Exercise directions: Look through the records below and collect all lines that hold the string "kembali".

Items:
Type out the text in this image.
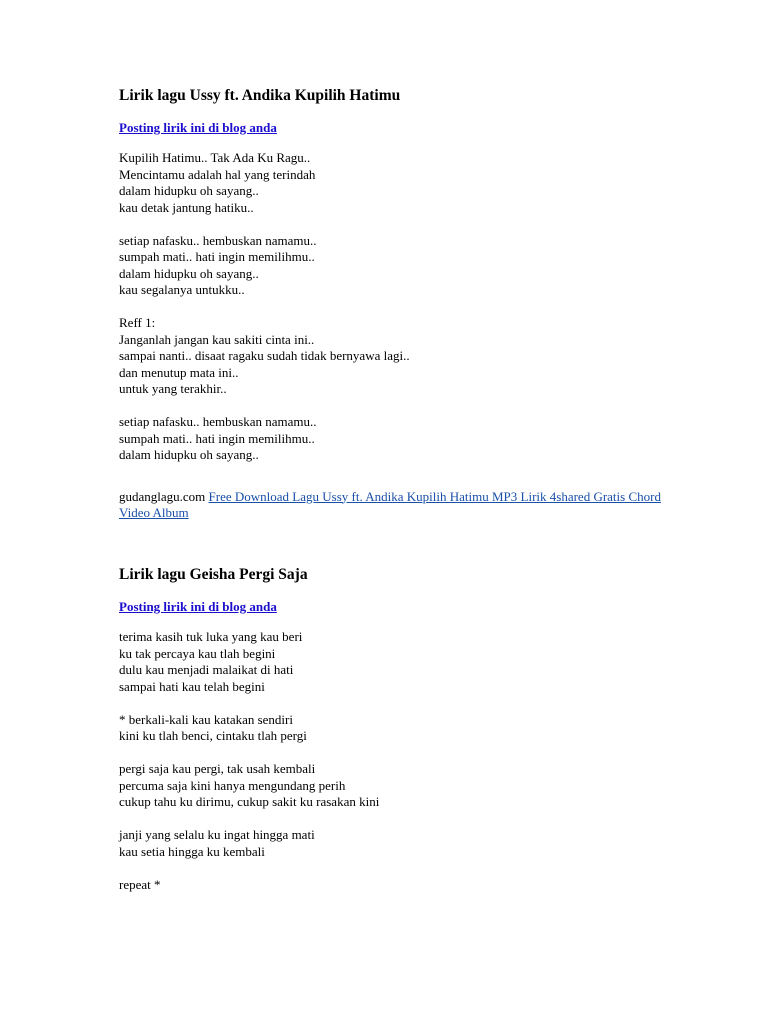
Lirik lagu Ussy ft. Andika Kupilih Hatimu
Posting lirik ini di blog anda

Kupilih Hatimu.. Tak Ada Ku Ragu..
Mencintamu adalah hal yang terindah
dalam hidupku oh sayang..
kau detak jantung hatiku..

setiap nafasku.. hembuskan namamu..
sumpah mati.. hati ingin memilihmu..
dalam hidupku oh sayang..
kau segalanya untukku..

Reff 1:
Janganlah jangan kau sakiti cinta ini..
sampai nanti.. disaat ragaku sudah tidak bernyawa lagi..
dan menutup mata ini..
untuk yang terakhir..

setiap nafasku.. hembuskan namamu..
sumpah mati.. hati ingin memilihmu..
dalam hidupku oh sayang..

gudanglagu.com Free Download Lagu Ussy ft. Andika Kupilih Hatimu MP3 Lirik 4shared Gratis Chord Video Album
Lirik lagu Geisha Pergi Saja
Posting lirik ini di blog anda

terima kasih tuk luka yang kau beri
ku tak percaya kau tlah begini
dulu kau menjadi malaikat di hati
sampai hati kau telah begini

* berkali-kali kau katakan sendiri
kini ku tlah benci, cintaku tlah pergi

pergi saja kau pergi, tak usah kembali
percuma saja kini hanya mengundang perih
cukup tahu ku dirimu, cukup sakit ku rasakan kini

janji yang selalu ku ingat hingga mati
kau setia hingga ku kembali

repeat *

Answer to this problem:
pergi saja kau pergi, tak usah kembali
kau setia hingga ku kembali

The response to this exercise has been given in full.